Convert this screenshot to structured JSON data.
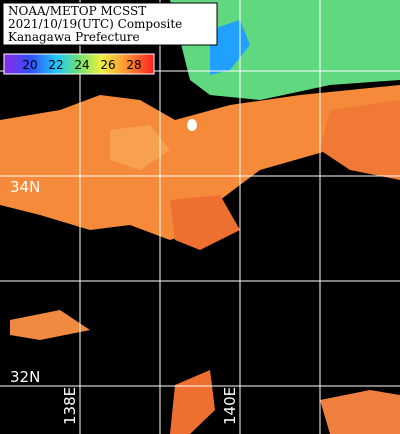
{
  "header": {
    "lines": [
      "NOAA/METOP MCSST",
      "2021/10/19(UTC) Composite",
      "Kanagawa Prefecture"
    ]
  },
  "colorbar": {
    "ticks": [
      "20",
      "22",
      "24",
      "26",
      "28"
    ]
  },
  "grid": {
    "lat_labels": [
      "34N",
      "32N"
    ],
    "lon_labels": [
      "138E",
      "140E"
    ]
  }
}
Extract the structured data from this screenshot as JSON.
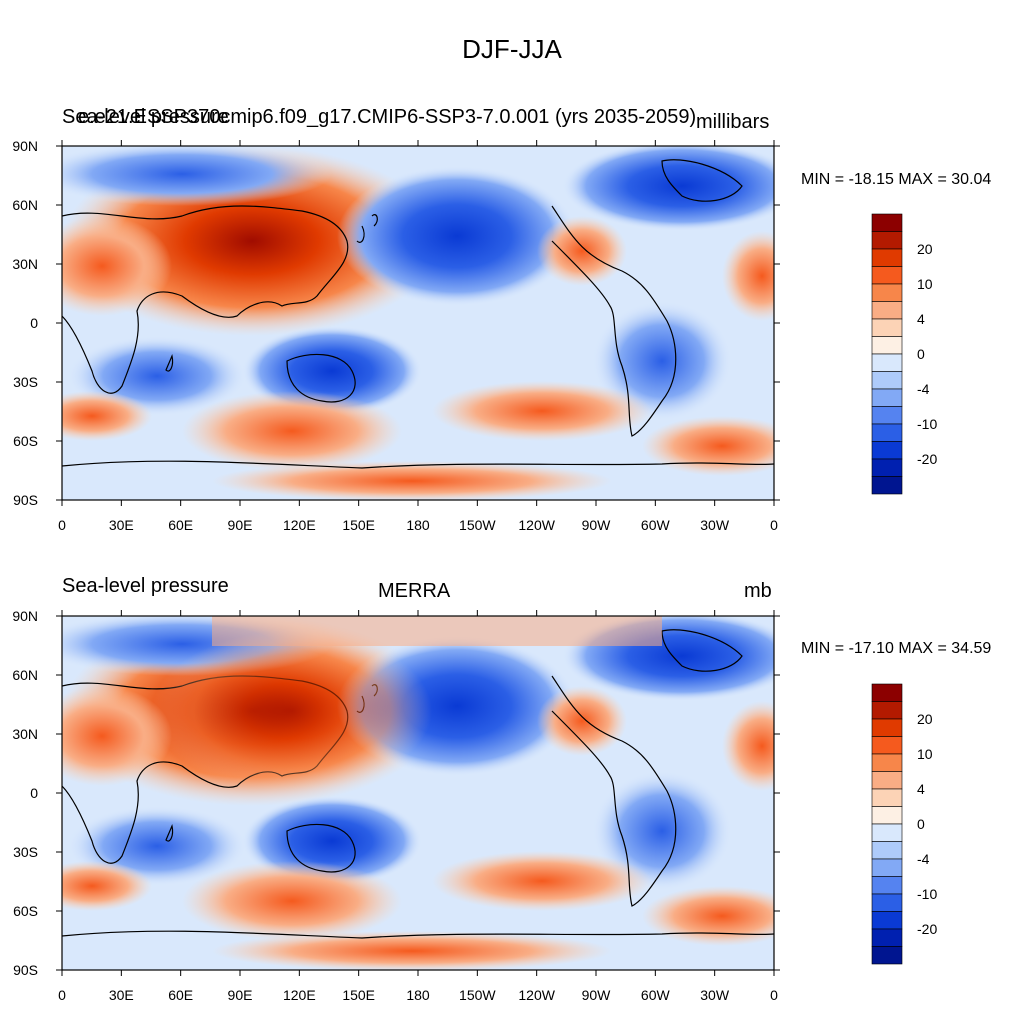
{
  "title": "DJF-JJA",
  "panels": [
    {
      "left_title": "Sea-level pressure",
      "center_title": "e.e21.ESSP370cmip6.f09_g17.CMIP6-SSP3-7.0.001 (yrs 2035-2059)",
      "units": "millibars",
      "min_max": "MIN = -18.15 MAX =  30.04"
    },
    {
      "left_title": "Sea-level pressure",
      "center_title": "MERRA",
      "units": "mb",
      "min_max": "MIN = -17.10 MAX =  34.59"
    }
  ],
  "axes": {
    "lat_labels": [
      "90N",
      "60N",
      "30N",
      "0",
      "30S",
      "60S",
      "90S"
    ],
    "lon_labels": [
      "0",
      "30E",
      "60E",
      "90E",
      "120E",
      "150E",
      "180",
      "150W",
      "120W",
      "90W",
      "60W",
      "30W",
      "0"
    ]
  },
  "colorbar": {
    "colors": [
      "#8c0000",
      "#b31a00",
      "#e03a00",
      "#f55a1e",
      "#f7864a",
      "#f9ad85",
      "#fcd3b6",
      "#fdf0e4",
      "#d9e8fc",
      "#aecbfa",
      "#82a9f5",
      "#5583f0",
      "#2b5fe6",
      "#0a3ad4",
      "#0020b0",
      "#001590"
    ],
    "labels": [
      "20",
      "10",
      "4",
      "0",
      "-4",
      "-10",
      "-20"
    ]
  }
}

> Directions for this task
Transcribe the records word for word and include no pictures.

> Exercise answer
Convert this screenshot to structured JSON data.
{
  "header": {
    "lines": [
      "NOAA/METOP MCSST",
      "2021/10/19(UTC) Composite",
      "Kanagawa Prefecture"
    ]
  },
  "colorbar": {
    "ticks": [
      "20",
      "22",
      "24",
      "26",
      "28"
    ]
  },
  "grid": {
    "lat_labels": [
      "34N",
      "32N"
    ],
    "lon_labels": [
      "138E",
      "140E"
    ]
  }
}
Extract the structured data from this screenshot as JSON.
{
  "title": "DJF-JJA",
  "panels": [
    {
      "left_title": "Sea-level pressure",
      "center_title": "e.e21.ESSP370cmip6.f09_g17.CMIP6-SSP3-7.0.001 (yrs 2035-2059)",
      "units": "millibars",
      "min_max": "MIN = -18.15 MAX =  30.04"
    },
    {
      "left_title": "Sea-level pressure",
      "center_title": "MERRA",
      "units": "mb",
      "min_max": "MIN = -17.10 MAX =  34.59"
    }
  ],
  "axes": {
    "lat_labels": [
      "90N",
      "60N",
      "30N",
      "0",
      "30S",
      "60S",
      "90S"
    ],
    "lon_labels": [
      "0",
      "30E",
      "60E",
      "90E",
      "120E",
      "150E",
      "180",
      "150W",
      "120W",
      "90W",
      "60W",
      "30W",
      "0"
    ]
  },
  "colorbar": {
    "colors": [
      "#8c0000",
      "#b31a00",
      "#e03a00",
      "#f55a1e",
      "#f7864a",
      "#f9ad85",
      "#fcd3b6",
      "#fdf0e4",
      "#d9e8fc",
      "#aecbfa",
      "#82a9f5",
      "#5583f0",
      "#2b5fe6",
      "#0a3ad4",
      "#0020b0",
      "#001590"
    ],
    "labels": [
      "20",
      "10",
      "4",
      "0",
      "-4",
      "-10",
      "-20"
    ]
  }
}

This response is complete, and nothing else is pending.